What to produce:
Within the records, find every line that includes the word "Schallock" and copy it.

Listed entries:

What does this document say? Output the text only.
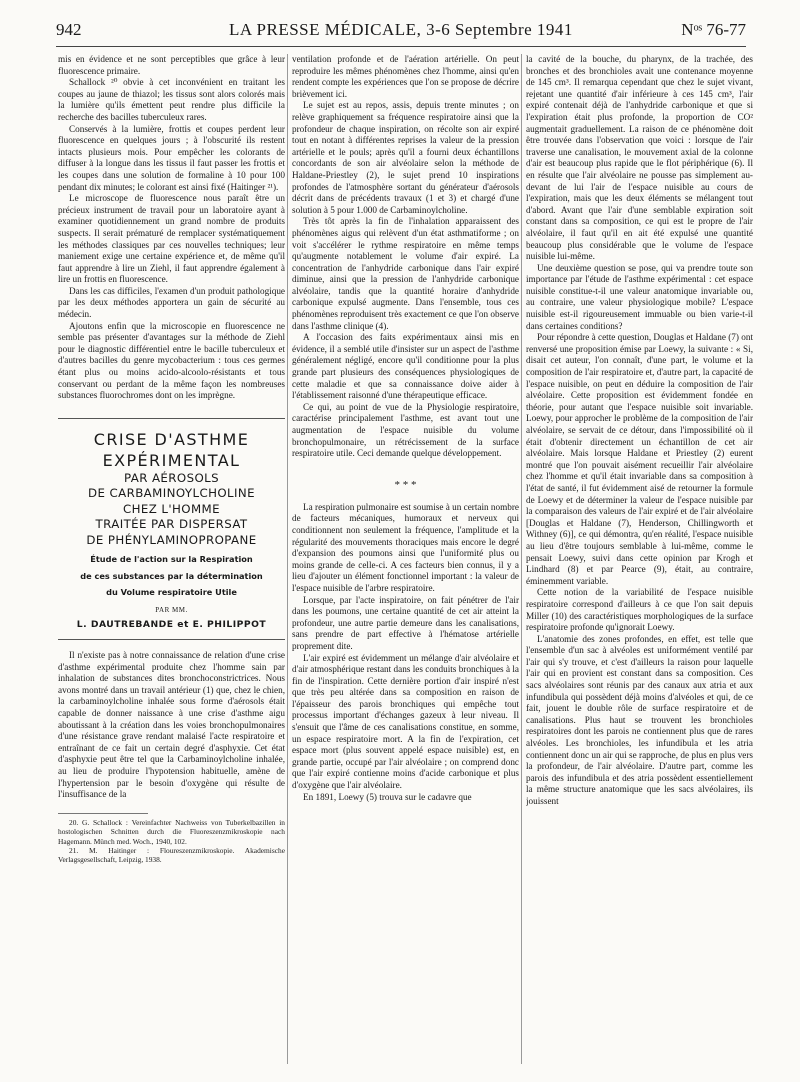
942	LA PRESSE MÉDICALE, 3-6 Septembre 1941	Nᵒˢ 76-77

mis en évidence et ne sont perceptibles que grâce à leur fluorescence primaire.

Schallock ²⁰ obvie à cet inconvénient en traitant les coupes au jaune de thiazol; les tissus sont alors colorés mais la lumière qu'ils émettent peut rendre plus difficile la recherche des bacilles tuberculeux rares.

Conservés à la lumière, frottis et coupes perdent leur fluorescence en quelques jours ; à l'obscurité ils restent intacts plusieurs mois. Pour empêcher les colorants de diffuser à la longue dans les tissus il faut passer les frottis et les coupes dans une solution de formaline à 10 pour 100 pendant dix minutes; le colorant est ainsi fixé (Haitinger ²¹).

Le microscope de fluorescence nous paraît être un précieux instrument de travail pour un laboratoire ayant à examiner quotidiennement un grand nombre de produits suspects. Il serait prématuré de remplacer systématiquement les méthodes classiques par ces nouvelles techniques; leur maniement exige une certaine expérience et, de même qu'il faut apprendre à lire un Ziehl, il faut apprendre également à lire un frottis en fluorescence.

Dans les cas difficiles, l'examen d'un produit pathologique par les deux méthodes apportera un gain de sécurité au médecin.

Ajoutons enfin que la microscopie en fluorescence ne semble pas présenter d'avantages sur la méthode de Ziehl pour le diagnostic différentiel entre le bacille tuberculeux et d'autres bacilles du genre mycobacterium : tous ces germes étant plus ou moins acido-alcoolo-résistants et tous conservant ou perdant de la même façon les nombreuses substances fluorochromes dont on les imprègne.

CRISE D'ASTHME
EXPÉRIMENTAL
PAR AÉROSOLS
DE CARBAMINOYLCHOLINE
CHEZ L'HOMME
TRAITÉE PAR DISPERSAT
DE PHÉNYLAMINOPROPANE
Étude de l'action sur la Respiration
de ces substances par la détermination
du Volume respiratoire Utile
PAR MM.
L. DAUTREBANDE et E. PHILIPPOT

Il n'existe pas à notre connaissance de relation d'une crise d'asthme expérimental produite chez l'homme sain par inhalation de substances dites bronchoconstrictrices. Nous avons montré dans un travail antérieur (1) que, chez le chien, la carbaminoylcholine inhalée sous forme d'aérosols était capable de donner naissance à une crise d'asthme aigu aboutissant à la création dans les voies bronchopulmonaires d'une résistance grave rendant malaisé l'acte respiratoire et entraînant de ce fait un certain degré d'asphyxie. Cet état d'asphyxie peut être tel que la Carbaminoylcholine inhalée, au lieu de produire l'hypotension habituelle, amène de l'hypertension par le besoin d'oxygène qui résulte de l'insuffisance de la

20. G. Schallock : Vereinfachter Nachweiss von Tuberkelbazillen in hostologischen Schnitten durch die Fluoreszenzmikroskopie nach Hagemann. Münch med. Woch., 1940, 102.

21. M. Haitinger : Floureszenzmikroskopie. Akademische Verlagsgesellschaft, Leipzig, 1938.

ventilation profonde et de l'aération artérielle. On peut reproduire les mêmes phénomènes chez l'homme, ainsi qu'en rendent compte les expériences que l'on se propose de décrire brièvement ici.

Le sujet est au repos, assis, depuis trente minutes ; on relève graphiquement sa fréquence respiratoire ainsi que la profondeur de chaque inspiration, on récolte son air expiré tout en notant à différentes reprises la valeur de la pression artérielle et le pouls; après qu'il a fourni deux échantillons concordants de son air alvéolaire selon la méthode de Haldane-Priestley (2), le sujet prend 10 inspirations profondes de l'atmosphère sortant du générateur d'aérosols décrit dans de précédents travaux (1 et 3) et chargé d'une solution à 5 pour 1.000 de Carbaminoylcholine.

Très tôt après la fin de l'inhalation apparaissent des phénomènes aigus qui relèvent d'un état asthmatiforme ; on voit s'accélérer le rythme respiratoire en même temps qu'augmente notablement le volume d'air expiré. La concentration de l'anhydride carbonique dans l'air expiré diminue, ainsi que la pression de l'anhydride carbonique alvéolaire, tandis que la quantité horaire d'anhydride carbonique expulsé augmente. Dans l'ensemble, tous ces phénomènes reproduisent très exactement ce que l'on observe dans l'asthme clinique (4).

A l'occasion des faits expérimentaux ainsi mis en évidence, il a semblé utile d'insister sur un aspect de l'asthme généralement négligé, encore qu'il conditionne pour la plus grande part plusieurs des conséquences physiologiques de cette maladie et que sa connaissance doive aider à l'établissement raisonné d'une thérapeutique efficace.

Ce qui, au point de vue de la Physiologie respiratoire, caractérise principalement l'asthme, est avant tout une augmentation de l'espace nuisible du volume bronchopulmonaire, un rétrécissement de la surface respiratoire utile. Ceci demande quelque développement.

* * *

La respiration pulmonaire est soumise à un certain nombre de facteurs mécaniques, humoraux et nerveux qui conditionnent non seulement la fréquence, l'amplitude et la régularité des mouvements thoraciques mais encore le degré d'expansion des poumons ainsi que l'uniformité plus ou moins grande de celle-ci. A ces facteurs bien connus, il y a lieu d'ajouter un élément fonctionnel important : la valeur de l'espace nuisible de l'arbre respiratoire.

Lorsque, par l'acte inspiratoire, on fait pénétrer de l'air dans les poumons, une certaine quantité de cet air atteint la profondeur, une autre partie demeure dans les canalisations, sans prendre de part effective à l'hématose artérielle proprement dite.

L'air expiré est évidemment un mélange d'air alvéolaire et d'air atmosphérique restant dans les conduits bronchiques à la fin de l'inspiration. Cette dernière portion d'air inspiré n'est que très peu altérée dans sa composition en raison de l'épaisseur des parois bronchiques qui empêche tout processus important d'échanges gazeux à leur niveau. Il s'ensuit que l'âme de ces canalisations constitue, en somme, un espace respiratoire mort. A la fin de l'expiration, cet espace mort (plus souvent appelé espace nuisible) est, en grande partie, occupé par l'air alvéolaire ; on comprend donc que l'air expiré contienne moins d'acide carbonique et plus d'oxygène que l'air alvéolaire.

En 1891, Loewy (5) trouva sur le cadavre que

la cavité de la bouche, du pharynx, de la trachée, des bronches et des bronchioles avait une contenance moyenne de 145 cm³. Il remarqua cependant que chez le sujet vivant, rejetant une quantité d'air inférieure à ces 145 cm³, l'air expiré contenait déjà de l'anhydride carbonique et que si l'expiration était plus profonde, la proportion de CO² augmentait graduellement. La raison de ce phénomène doit être trouvée dans l'observation que voici : lorsque de l'air traverse une canalisation, le mouvement axial de la colonne d'air est beaucoup plus rapide que le flot périphérique (6). Il en résulte que l'air alvéolaire ne pousse pas simplement au-devant de lui l'air de l'espace nuisible au cours de l'expiration, mais que les deux éléments se mélangent tout d'abord. Avant que l'air d'une semblable expiration soit constant dans sa composition, ce qui est le propre de l'air alvéolaire, il faut qu'il en ait été expulsé une quantité beaucoup plus considérable que le volume de l'espace nuisible lui-même.

Une deuxième question se pose, qui va prendre toute son importance par l'étude de l'asthme expérimental : cet espace nuisible constitue-t-il une valeur anatomique invariable ou, au contraire, une valeur physiologique mobile? L'espace nuisible est-il rigoureusement immuable ou bien varie-t-il dans certaines conditions?

Pour répondre à cette question, Douglas et Haldane (7) ont renversé une proposition émise par Loewy, la suivante : « Si, disait cet auteur, l'on connaît, d'une part, le volume et la composition de l'air respiratoire et, d'autre part, la capacité de l'espace nuisible, on peut en déduire la composition de l'air alvéolaire. Cette proposition est évidemment fondée en théorie, pour autant que l'espace nuisible soit invariable. Loewy, pour approcher le problème de la composition de l'air alvéolaire, se servait de ce détour, dans l'impossibilité où il était d'obtenir directement un échantillon de cet air alvéolaire. Mais lorsque Haldane et Priestley (2) eurent montré que l'on pouvait aisément recueillir l'air alvéolaire chez l'homme et qu'il était invariable dans sa composition à l'état de santé, il fut évidemment aisé de retourner la formule de Loewy et de déterminer la valeur de l'espace nuisible par la comparaison des valeurs de l'air expiré et de l'air alvéolaire [Douglas et Haldane (7), Henderson, Chillingworth et Withney (6)], ce qui démontra, qu'en réalité, l'espace nuisible au lieu d'être toujours semblable à lui-même, comme le pensait Loewy, suivi dans cette opinion par Krogh et Lindhard (8) et par Pearce (9), était, au contraire, éminemment variable.

Cette notion de la variabilité de l'espace nuisible respiratoire correspond d'ailleurs à ce que l'on sait depuis Miller (10) des caractéristiques morphologiques de la surface respiratoire profonde qu'ignorait Loewy.

L'anatomie des zones profondes, en effet, est telle que l'ensemble d'un sac à alvéoles est uniformément ventilé par l'air qui s'y trouve, et c'est d'ailleurs la raison pour laquelle l'air qui en provient est constant dans sa composition. Ces sacs alvéolaires sont réunis par des canaux aux atria et aux infundibula qui possèdent déjà moins d'alvéoles et qui, de ce fait, jouent le double rôle de surface respiratoire et de canalisations. Plus haut se trouvent les bronchioles respiratoires dont les parois ne contiennent plus que de rares alvéoles. Les bronchioles, les infundibula et les atria contiennent donc un air qui se rapproche, de plus en plus vers la profondeur, de l'air alvéolaire. D'autre part, comme les parois des infundibula et des atria possèdent essentiellement la même structure anatomique que les sacs alvéolaires, ils jouissent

Solution:
Schallock ²⁰ obvie à cet inconvénient en traitant les coupes au jaune de thiazol; les tissus sont alors colorés mais la lumière qu'ils émettent peut rendre plus difficile la recherche des bacilles tuberculeux rares.
20. G. Schallock : Vereinfachter Nachweiss von Tuberkelbazillen in hostologischen Schnitten durch die Fluoreszenzmikroskopie nach Hagemann. Münch med. Woch., 1940, 102.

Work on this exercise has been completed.